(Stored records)
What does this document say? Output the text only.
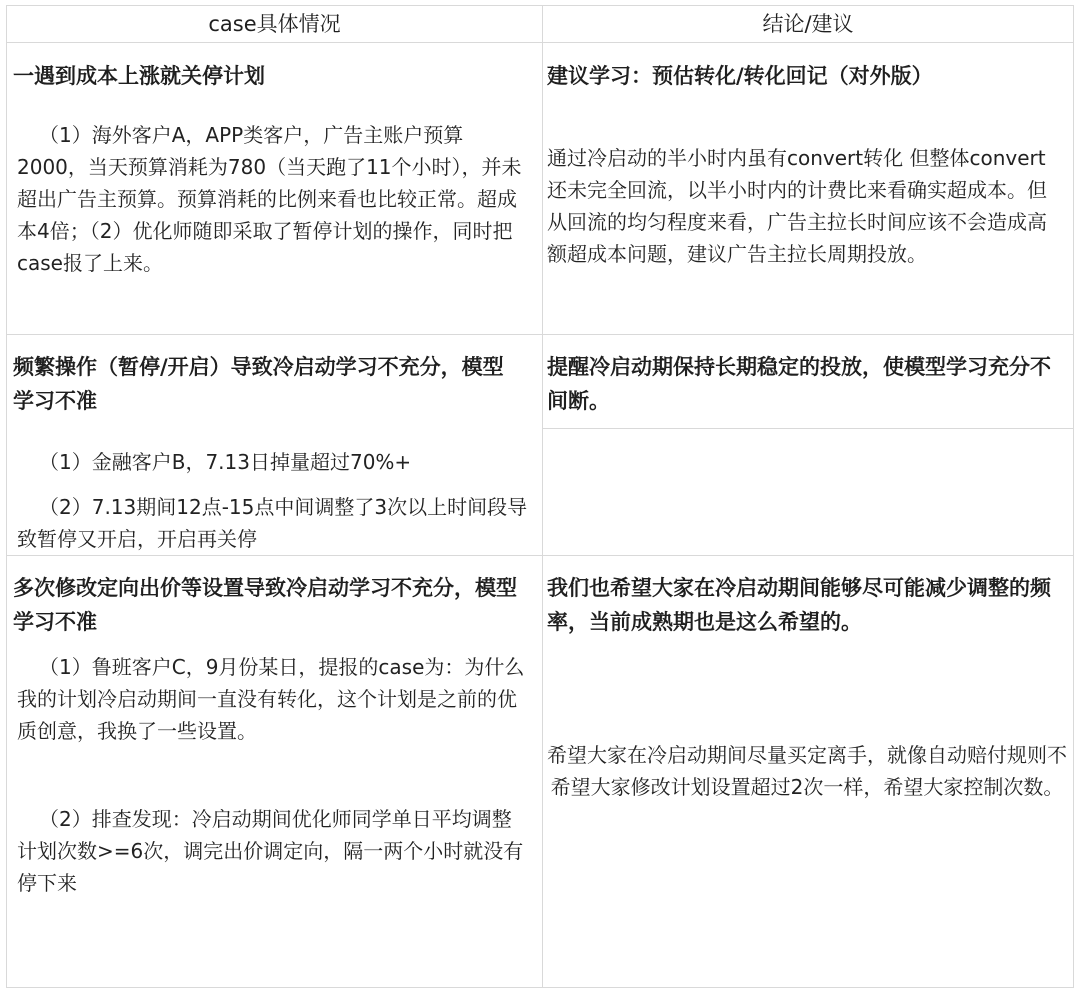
case具体情况	结论/建议
一遇到成本上涨就关停计划
（1）海外客户A，APP类客户，广告主账户预算2000，当天预算消耗为780（当天跑了11个小时），并未超出广告主预算。预算消耗的比例来看也比较正常。超成本4倍；（2）优化师随即采取了暂停计划的操作，同时把case报了上来。
建议学习：预估转化/转化回记（对外版）
通过冷启动的半小时内虽有convert转化 但整体convert还未完全回流，以半小时内的计费比来看确实超成本。但从回流的均匀程度来看，广告主拉长时间应该不会造成高额超成本问题，建议广告主拉长周期投放。
频繁操作（暂停/开启）导致冷启动学习不充分，模型学习不准
（1）金融客户B，7.13日掉量超过70%+
（2）7.13期间12点-15点中间调整了3次以上时间段导致暂停又开启，开启再关停
提醒冷启动期保持长期稳定的投放，使模型学习充分不间断。
多次修改定向出价等设置导致冷启动学习不充分，模型学习不准
（1）鲁班客户C，9月份某日，提报的case为：为什么我的计划冷启动期间一直没有转化，这个计划是之前的优质创意，我换了一些设置。
（2）排查发现：冷启动期间优化师同学单日平均调整计划次数>=6次，调完出价调定向，隔一两个小时就没有停下来
我们也希望大家在冷启动期间能够尽可能减少调整的频率，当前成熟期也是这么希望的。
希望大家在冷启动期间尽量买定离手，就像自动赔付规则不希望大家修改计划设置超过2次一样，希望大家控制次数。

■ **TASK REQUIREMENTS**:
Return the material exactly as given, apart from the pictures.

■ **SOLVED PROBLEM**:
What does this document say? Output the text only.
case具体情况	结论/建议
一遇到成本上涨就关停计划
（1）海外客户A，APP类客户，广告主账户预算2000，当天预算消耗为780（当天跑了11个小时），并未超出广告主预算。预算消耗的比例来看也比较正常。超成本4倍；（2）优化师随即采取了暂停计划的操作，同时把case报了上来。
建议学习：预估转化/转化回记（对外版）
通过冷启动的半小时内虽有convert转化 但整体convert还未完全回流，以半小时内的计费比来看确实超成本。但从回流的均匀程度来看，广告主拉长时间应该不会造成高额超成本问题，建议广告主拉长周期投放。
频繁操作（暂停/开启）导致冷启动学习不充分，模型学习不准
（1）金融客户B，7.13日掉量超过70%+
（2）7.13期间12点-15点中间调整了3次以上时间段导致暂停又开启，开启再关停
提醒冷启动期保持长期稳定的投放，使模型学习充分不间断。
多次修改定向出价等设置导致冷启动学习不充分，模型学习不准
（1）鲁班客户C，9月份某日，提报的case为：为什么我的计划冷启动期间一直没有转化，这个计划是之前的优质创意，我换了一些设置。
（2）排查发现：冷启动期间优化师同学单日平均调整计划次数>=6次，调完出价调定向，隔一两个小时就没有停下来
我们也希望大家在冷启动期间能够尽可能减少调整的频率，当前成熟期也是这么希望的。
希望大家在冷启动期间尽量买定离手，就像自动赔付规则不希望大家修改计划设置超过2次一样，希望大家控制次数。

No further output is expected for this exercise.